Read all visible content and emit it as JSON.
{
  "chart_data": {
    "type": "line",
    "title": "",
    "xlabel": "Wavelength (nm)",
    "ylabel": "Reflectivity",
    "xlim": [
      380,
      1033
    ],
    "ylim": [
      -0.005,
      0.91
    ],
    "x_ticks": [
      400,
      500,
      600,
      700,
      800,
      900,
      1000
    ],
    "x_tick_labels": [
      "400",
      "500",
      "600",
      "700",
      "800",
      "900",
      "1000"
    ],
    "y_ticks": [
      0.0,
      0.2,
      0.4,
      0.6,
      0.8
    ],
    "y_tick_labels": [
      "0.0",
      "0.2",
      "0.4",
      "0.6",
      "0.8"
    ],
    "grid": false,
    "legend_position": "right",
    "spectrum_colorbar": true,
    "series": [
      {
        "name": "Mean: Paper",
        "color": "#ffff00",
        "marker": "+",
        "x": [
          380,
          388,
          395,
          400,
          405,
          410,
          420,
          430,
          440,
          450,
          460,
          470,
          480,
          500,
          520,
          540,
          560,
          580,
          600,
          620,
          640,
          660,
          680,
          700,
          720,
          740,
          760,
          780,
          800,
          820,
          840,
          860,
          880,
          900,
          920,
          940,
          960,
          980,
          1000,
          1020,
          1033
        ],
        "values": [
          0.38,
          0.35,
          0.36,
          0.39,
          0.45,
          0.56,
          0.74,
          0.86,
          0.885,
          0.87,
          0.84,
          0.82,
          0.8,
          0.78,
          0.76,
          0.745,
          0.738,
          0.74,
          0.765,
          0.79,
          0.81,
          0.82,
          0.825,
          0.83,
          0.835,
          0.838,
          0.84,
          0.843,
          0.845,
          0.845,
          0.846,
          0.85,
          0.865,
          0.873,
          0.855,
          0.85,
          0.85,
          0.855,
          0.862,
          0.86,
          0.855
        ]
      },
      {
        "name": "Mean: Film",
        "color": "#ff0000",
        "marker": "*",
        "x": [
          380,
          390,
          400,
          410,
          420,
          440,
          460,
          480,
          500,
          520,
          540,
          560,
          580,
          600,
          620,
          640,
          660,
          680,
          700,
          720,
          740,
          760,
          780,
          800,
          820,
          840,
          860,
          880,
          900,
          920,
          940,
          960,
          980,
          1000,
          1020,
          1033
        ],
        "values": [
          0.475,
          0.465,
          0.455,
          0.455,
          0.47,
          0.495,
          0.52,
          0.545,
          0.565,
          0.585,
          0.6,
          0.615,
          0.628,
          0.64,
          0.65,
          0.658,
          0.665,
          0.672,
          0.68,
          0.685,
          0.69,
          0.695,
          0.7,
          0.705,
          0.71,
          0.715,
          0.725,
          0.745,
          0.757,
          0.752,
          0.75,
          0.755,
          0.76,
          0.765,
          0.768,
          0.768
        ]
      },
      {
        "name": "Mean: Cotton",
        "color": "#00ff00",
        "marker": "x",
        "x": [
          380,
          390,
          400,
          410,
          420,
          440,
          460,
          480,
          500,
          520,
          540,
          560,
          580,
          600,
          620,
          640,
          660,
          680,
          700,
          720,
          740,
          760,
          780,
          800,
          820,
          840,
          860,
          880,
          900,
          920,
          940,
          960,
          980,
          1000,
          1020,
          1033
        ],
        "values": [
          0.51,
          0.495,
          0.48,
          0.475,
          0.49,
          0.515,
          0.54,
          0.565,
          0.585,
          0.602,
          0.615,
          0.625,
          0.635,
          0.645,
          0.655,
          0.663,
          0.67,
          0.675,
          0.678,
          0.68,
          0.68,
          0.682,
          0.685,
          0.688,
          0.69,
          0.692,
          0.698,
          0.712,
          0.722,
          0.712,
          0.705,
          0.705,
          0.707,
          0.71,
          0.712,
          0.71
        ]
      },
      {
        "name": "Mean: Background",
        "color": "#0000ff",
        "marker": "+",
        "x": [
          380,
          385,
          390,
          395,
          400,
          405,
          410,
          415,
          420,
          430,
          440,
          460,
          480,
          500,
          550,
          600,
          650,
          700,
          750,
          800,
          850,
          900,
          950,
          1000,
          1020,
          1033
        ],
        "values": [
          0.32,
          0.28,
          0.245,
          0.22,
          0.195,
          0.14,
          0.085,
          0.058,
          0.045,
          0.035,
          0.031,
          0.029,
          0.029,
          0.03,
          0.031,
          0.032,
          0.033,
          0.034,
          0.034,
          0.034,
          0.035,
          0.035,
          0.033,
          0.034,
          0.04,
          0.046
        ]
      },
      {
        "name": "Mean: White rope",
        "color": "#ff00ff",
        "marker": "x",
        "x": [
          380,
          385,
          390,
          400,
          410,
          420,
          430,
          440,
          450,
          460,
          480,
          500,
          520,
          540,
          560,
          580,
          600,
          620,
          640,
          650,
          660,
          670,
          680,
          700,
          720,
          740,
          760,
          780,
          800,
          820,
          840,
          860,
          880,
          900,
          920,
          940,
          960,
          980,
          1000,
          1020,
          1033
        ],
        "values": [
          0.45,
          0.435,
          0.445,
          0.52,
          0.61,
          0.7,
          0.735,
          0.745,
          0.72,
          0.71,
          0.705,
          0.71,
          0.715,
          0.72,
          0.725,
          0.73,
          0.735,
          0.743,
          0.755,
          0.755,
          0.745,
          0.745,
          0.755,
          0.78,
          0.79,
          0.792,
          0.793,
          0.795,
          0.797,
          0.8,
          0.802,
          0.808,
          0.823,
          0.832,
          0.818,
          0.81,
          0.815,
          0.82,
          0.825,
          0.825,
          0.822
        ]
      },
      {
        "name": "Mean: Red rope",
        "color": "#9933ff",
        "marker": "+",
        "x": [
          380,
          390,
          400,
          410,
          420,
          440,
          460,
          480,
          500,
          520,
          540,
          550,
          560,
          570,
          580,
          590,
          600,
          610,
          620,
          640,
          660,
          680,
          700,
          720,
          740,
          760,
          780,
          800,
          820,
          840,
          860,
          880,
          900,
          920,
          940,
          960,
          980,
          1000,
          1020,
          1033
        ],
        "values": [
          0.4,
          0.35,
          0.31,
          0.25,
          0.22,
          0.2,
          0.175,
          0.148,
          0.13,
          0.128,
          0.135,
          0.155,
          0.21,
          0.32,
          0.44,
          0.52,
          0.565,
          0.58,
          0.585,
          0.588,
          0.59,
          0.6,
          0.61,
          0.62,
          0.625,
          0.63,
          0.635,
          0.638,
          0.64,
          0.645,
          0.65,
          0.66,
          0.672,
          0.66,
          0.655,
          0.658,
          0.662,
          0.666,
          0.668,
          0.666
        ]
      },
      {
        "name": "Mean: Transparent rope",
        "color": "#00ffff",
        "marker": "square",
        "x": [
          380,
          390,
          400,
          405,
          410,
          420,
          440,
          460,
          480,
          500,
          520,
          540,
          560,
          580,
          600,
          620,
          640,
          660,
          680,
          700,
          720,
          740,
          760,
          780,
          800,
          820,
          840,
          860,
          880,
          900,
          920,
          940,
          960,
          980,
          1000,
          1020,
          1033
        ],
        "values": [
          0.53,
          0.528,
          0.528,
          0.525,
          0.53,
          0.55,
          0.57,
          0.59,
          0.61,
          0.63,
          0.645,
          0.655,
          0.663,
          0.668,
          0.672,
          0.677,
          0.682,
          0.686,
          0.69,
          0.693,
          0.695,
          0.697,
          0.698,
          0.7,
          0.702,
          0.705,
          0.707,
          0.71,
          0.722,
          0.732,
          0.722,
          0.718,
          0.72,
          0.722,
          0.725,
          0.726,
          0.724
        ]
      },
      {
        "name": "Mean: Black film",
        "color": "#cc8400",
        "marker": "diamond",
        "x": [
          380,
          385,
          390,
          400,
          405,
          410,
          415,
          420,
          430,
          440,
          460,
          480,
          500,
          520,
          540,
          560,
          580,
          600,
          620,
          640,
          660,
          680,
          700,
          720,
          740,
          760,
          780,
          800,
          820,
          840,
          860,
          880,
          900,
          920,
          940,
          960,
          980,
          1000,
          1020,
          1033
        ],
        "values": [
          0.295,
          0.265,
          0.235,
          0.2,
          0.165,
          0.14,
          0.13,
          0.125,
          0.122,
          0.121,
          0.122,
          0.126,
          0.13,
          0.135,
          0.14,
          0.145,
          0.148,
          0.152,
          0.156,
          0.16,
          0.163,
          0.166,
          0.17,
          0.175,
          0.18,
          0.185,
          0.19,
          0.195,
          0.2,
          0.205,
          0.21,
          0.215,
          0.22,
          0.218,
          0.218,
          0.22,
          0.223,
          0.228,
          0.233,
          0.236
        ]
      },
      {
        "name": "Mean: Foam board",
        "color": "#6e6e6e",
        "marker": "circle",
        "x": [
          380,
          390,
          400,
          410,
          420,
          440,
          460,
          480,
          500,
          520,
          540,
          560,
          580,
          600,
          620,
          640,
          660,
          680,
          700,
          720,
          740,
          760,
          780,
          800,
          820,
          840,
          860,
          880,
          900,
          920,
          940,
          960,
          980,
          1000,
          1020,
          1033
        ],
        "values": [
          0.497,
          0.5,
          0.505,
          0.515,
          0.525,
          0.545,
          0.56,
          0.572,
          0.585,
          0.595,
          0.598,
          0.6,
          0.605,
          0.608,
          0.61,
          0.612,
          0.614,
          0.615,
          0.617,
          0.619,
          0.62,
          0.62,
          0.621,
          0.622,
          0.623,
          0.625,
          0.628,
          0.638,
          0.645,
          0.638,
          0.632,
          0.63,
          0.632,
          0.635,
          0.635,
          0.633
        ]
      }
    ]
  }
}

Exercise brief: Find each line in the records holding the string "Mean" and show it.

Answer:
        "name": "Mean: Paper",
        "name": "Mean: Film",
        "name": "Mean: Cotton",
        "name": "Mean: Background",
        "name": "Mean: White rope",
        "name": "Mean: Red rope",
        "name": "Mean: Transparent rope",
        "name": "Mean: Black film",
        "name": "Mean: Foam board",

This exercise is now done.